-------- EXERCISE MATERIALS --------

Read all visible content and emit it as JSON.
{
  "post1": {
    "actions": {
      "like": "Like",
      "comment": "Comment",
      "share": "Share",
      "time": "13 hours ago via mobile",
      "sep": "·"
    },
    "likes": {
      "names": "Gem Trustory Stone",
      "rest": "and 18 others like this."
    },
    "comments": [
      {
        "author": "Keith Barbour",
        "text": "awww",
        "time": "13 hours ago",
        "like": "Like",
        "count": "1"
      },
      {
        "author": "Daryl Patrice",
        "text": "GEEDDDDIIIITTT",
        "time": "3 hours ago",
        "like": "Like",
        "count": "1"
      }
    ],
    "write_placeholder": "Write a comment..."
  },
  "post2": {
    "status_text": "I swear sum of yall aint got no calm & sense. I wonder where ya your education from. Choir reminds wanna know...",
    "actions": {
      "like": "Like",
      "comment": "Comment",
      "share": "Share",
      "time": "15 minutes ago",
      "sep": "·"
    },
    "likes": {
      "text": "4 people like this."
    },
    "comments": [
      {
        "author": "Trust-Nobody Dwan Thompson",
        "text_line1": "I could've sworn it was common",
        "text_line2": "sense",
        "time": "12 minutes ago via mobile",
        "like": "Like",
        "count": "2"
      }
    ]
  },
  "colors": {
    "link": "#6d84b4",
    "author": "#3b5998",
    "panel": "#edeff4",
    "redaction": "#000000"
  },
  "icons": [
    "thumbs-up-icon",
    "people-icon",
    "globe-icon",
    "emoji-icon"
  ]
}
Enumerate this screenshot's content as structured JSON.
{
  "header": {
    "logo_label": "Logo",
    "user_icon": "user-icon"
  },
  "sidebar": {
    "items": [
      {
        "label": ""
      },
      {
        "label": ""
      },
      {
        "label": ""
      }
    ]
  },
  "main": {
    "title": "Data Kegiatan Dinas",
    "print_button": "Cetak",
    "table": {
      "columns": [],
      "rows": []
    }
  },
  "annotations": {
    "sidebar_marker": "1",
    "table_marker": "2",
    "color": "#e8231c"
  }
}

--------

**PROBLEM DETAILS**
Lines containing the word "this" are to be counted in the listing; state their number alone.

**WRITTEN SOLUTION**
3